#### [What to produce]
Produce an exact copy of all the records.

>> Start Data rows

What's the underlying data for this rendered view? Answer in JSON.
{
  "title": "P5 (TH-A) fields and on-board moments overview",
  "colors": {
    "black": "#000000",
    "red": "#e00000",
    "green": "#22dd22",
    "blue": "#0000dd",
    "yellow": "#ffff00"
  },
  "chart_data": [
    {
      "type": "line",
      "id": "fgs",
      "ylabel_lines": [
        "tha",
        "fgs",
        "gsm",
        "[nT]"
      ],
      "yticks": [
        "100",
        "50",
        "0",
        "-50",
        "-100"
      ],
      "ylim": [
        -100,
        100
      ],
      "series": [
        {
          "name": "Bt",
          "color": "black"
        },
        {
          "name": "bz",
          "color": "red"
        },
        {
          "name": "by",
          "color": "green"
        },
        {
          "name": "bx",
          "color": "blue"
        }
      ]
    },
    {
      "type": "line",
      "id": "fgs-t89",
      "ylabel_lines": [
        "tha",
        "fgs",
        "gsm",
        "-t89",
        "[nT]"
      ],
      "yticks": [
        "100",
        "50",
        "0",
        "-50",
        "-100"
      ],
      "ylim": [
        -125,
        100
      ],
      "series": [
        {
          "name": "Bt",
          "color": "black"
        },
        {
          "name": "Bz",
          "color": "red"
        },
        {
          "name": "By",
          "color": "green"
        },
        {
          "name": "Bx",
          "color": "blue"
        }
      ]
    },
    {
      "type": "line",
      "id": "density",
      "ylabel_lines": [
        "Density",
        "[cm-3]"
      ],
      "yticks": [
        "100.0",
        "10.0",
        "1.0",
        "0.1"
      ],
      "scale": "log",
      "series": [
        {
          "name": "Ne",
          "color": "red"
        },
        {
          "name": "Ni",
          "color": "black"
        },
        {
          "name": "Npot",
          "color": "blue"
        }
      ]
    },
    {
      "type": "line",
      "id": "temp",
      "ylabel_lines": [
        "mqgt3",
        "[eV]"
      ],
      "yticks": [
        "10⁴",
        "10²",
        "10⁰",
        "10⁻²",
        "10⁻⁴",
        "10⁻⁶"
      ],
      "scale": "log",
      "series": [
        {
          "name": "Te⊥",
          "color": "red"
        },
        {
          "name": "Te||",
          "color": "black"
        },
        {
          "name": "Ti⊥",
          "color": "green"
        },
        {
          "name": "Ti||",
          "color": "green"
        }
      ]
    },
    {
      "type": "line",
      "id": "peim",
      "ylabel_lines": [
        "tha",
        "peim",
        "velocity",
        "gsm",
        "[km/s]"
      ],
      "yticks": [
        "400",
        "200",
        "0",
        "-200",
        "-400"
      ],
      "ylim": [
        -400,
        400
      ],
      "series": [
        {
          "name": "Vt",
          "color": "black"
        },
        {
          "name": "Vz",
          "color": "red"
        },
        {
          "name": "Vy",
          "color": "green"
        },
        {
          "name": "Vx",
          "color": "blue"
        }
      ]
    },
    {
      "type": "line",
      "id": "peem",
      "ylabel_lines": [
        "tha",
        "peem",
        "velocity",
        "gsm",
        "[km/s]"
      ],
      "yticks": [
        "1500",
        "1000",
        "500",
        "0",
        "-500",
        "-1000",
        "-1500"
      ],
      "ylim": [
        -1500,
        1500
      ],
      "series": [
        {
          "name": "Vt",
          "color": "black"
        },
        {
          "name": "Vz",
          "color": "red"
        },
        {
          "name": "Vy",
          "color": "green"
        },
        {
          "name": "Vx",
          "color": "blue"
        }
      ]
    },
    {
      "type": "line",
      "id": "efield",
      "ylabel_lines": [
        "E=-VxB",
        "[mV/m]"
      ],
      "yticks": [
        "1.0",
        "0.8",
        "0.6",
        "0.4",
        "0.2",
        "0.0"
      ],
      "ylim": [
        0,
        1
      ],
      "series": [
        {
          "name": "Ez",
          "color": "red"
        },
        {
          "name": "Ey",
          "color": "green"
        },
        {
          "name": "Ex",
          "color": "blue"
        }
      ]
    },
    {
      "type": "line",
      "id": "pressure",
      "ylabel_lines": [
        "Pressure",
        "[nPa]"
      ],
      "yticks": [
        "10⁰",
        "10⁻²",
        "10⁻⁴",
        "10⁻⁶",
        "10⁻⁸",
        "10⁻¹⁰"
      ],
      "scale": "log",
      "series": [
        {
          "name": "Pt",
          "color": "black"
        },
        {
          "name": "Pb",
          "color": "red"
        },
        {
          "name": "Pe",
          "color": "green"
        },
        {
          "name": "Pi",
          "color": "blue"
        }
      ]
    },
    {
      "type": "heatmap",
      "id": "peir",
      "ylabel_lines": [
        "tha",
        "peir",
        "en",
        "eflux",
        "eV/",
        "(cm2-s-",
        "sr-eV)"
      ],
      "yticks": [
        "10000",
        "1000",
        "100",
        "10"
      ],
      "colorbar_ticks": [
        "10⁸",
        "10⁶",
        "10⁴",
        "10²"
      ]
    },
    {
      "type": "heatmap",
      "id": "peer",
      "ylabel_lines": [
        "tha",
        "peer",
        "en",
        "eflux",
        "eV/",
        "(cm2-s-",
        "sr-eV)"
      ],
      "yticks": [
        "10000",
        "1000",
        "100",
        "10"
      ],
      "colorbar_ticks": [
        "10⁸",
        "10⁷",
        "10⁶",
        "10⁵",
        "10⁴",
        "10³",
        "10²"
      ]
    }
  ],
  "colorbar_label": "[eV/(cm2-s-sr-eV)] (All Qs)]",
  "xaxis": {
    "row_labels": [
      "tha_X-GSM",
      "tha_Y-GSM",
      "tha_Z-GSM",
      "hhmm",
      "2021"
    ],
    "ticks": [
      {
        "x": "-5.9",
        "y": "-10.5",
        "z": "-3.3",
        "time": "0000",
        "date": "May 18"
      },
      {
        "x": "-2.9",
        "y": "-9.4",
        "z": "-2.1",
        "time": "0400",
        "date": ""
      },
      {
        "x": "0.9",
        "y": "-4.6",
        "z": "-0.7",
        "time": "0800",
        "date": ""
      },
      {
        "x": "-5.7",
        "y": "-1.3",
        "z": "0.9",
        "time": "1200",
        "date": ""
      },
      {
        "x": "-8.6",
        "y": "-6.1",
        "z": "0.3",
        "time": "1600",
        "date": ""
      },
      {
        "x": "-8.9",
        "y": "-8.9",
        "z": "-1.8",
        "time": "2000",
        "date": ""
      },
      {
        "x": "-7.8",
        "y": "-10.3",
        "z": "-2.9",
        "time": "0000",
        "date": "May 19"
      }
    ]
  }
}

>> End Data rows

#### [Answer to the problem]
What's the underlying data for this rendered view? Answer in JSON.
{
  "title": "P5 (TH-A) fields and on-board moments overview",
  "colors": {
    "black": "#000000",
    "red": "#e00000",
    "green": "#22dd22",
    "blue": "#0000dd",
    "yellow": "#ffff00"
  },
  "chart_data": [
    {
      "type": "line",
      "id": "fgs",
      "ylabel_lines": [
        "tha",
        "fgs",
        "gsm",
        "[nT]"
      ],
      "yticks": [
        "100",
        "50",
        "0",
        "-50",
        "-100"
      ],
      "ylim": [
        -100,
        100
      ],
      "series": [
        {
          "name": "Bt",
          "color": "black"
        },
        {
          "name": "bz",
          "color": "red"
        },
        {
          "name": "by",
          "color": "green"
        },
        {
          "name": "bx",
          "color": "blue"
        }
      ]
    },
    {
      "type": "line",
      "id": "fgs-t89",
      "ylabel_lines": [
        "tha",
        "fgs",
        "gsm",
        "-t89",
        "[nT]"
      ],
      "yticks": [
        "100",
        "50",
        "0",
        "-50",
        "-100"
      ],
      "ylim": [
        -125,
        100
      ],
      "series": [
        {
          "name": "Bt",
          "color": "black"
        },
        {
          "name": "Bz",
          "color": "red"
        },
        {
          "name": "By",
          "color": "green"
        },
        {
          "name": "Bx",
          "color": "blue"
        }
      ]
    },
    {
      "type": "line",
      "id": "density",
      "ylabel_lines": [
        "Density",
        "[cm-3]"
      ],
      "yticks": [
        "100.0",
        "10.0",
        "1.0",
        "0.1"
      ],
      "scale": "log",
      "series": [
        {
          "name": "Ne",
          "color": "red"
        },
        {
          "name": "Ni",
          "color": "black"
        },
        {
          "name": "Npot",
          "color": "blue"
        }
      ]
    },
    {
      "type": "line",
      "id": "temp",
      "ylabel_lines": [
        "mqgt3",
        "[eV]"
      ],
      "yticks": [
        "10⁴",
        "10²",
        "10⁰",
        "10⁻²",
        "10⁻⁴",
        "10⁻⁶"
      ],
      "scale": "log",
      "series": [
        {
          "name": "Te⊥",
          "color": "red"
        },
        {
          "name": "Te||",
          "color": "black"
        },
        {
          "name": "Ti⊥",
          "color": "green"
        },
        {
          "name": "Ti||",
          "color": "green"
        }
      ]
    },
    {
      "type": "line",
      "id": "peim",
      "ylabel_lines": [
        "tha",
        "peim",
        "velocity",
        "gsm",
        "[km/s]"
      ],
      "yticks": [
        "400",
        "200",
        "0",
        "-200",
        "-400"
      ],
      "ylim": [
        -400,
        400
      ],
      "series": [
        {
          "name": "Vt",
          "color": "black"
        },
        {
          "name": "Vz",
          "color": "red"
        },
        {
          "name": "Vy",
          "color": "green"
        },
        {
          "name": "Vx",
          "color": "blue"
        }
      ]
    },
    {
      "type": "line",
      "id": "peem",
      "ylabel_lines": [
        "tha",
        "peem",
        "velocity",
        "gsm",
        "[km/s]"
      ],
      "yticks": [
        "1500",
        "1000",
        "500",
        "0",
        "-500",
        "-1000",
        "-1500"
      ],
      "ylim": [
        -1500,
        1500
      ],
      "series": [
        {
          "name": "Vt",
          "color": "black"
        },
        {
          "name": "Vz",
          "color": "red"
        },
        {
          "name": "Vy",
          "color": "green"
        },
        {
          "name": "Vx",
          "color": "blue"
        }
      ]
    },
    {
      "type": "line",
      "id": "efield",
      "ylabel_lines": [
        "E=-VxB",
        "[mV/m]"
      ],
      "yticks": [
        "1.0",
        "0.8",
        "0.6",
        "0.4",
        "0.2",
        "0.0"
      ],
      "ylim": [
        0,
        1
      ],
      "series": [
        {
          "name": "Ez",
          "color": "red"
        },
        {
          "name": "Ey",
          "color": "green"
        },
        {
          "name": "Ex",
          "color": "blue"
        }
      ]
    },
    {
      "type": "line",
      "id": "pressure",
      "ylabel_lines": [
        "Pressure",
        "[nPa]"
      ],
      "yticks": [
        "10⁰",
        "10⁻²",
        "10⁻⁴",
        "10⁻⁶",
        "10⁻⁸",
        "10⁻¹⁰"
      ],
      "scale": "log",
      "series": [
        {
          "name": "Pt",
          "color": "black"
        },
        {
          "name": "Pb",
          "color": "red"
        },
        {
          "name": "Pe",
          "color": "green"
        },
        {
          "name": "Pi",
          "color": "blue"
        }
      ]
    },
    {
      "type": "heatmap",
      "id": "peir",
      "ylabel_lines": [
        "tha",
        "peir",
        "en",
        "eflux",
        "eV/",
        "(cm2-s-",
        "sr-eV)"
      ],
      "yticks": [
        "10000",
        "1000",
        "100",
        "10"
      ],
      "colorbar_ticks": [
        "10⁸",
        "10⁶",
        "10⁴",
        "10²"
      ]
    },
    {
      "type": "heatmap",
      "id": "peer",
      "ylabel_lines": [
        "tha",
        "peer",
        "en",
        "eflux",
        "eV/",
        "(cm2-s-",
        "sr-eV)"
      ],
      "yticks": [
        "10000",
        "1000",
        "100",
        "10"
      ],
      "colorbar_ticks": [
        "10⁸",
        "10⁷",
        "10⁶",
        "10⁵",
        "10⁴",
        "10³",
        "10²"
      ]
    }
  ],
  "colorbar_label": "[eV/(cm2-s-sr-eV)] (All Qs)]",
  "xaxis": {
    "row_labels": [
      "tha_X-GSM",
      "tha_Y-GSM",
      "tha_Z-GSM",
      "hhmm",
      "2021"
    ],
    "ticks": [
      {
        "x": "-5.9",
        "y": "-10.5",
        "z": "-3.3",
        "time": "0000",
        "date": "May 18"
      },
      {
        "x": "-2.9",
        "y": "-9.4",
        "z": "-2.1",
        "time": "0400",
        "date": ""
      },
      {
        "x": "0.9",
        "y": "-4.6",
        "z": "-0.7",
        "time": "0800",
        "date": ""
      },
      {
        "x": "-5.7",
        "y": "-1.3",
        "z": "0.9",
        "time": "1200",
        "date": ""
      },
      {
        "x": "-8.6",
        "y": "-6.1",
        "z": "0.3",
        "time": "1600",
        "date": ""
      },
      {
        "x": "-8.9",
        "y": "-8.9",
        "z": "-1.8",
        "time": "2000",
        "date": ""
      },
      {
        "x": "-7.8",
        "y": "-10.3",
        "z": "-2.9",
        "time": "0000",
        "date": "May 19"
      }
    ]
  }
}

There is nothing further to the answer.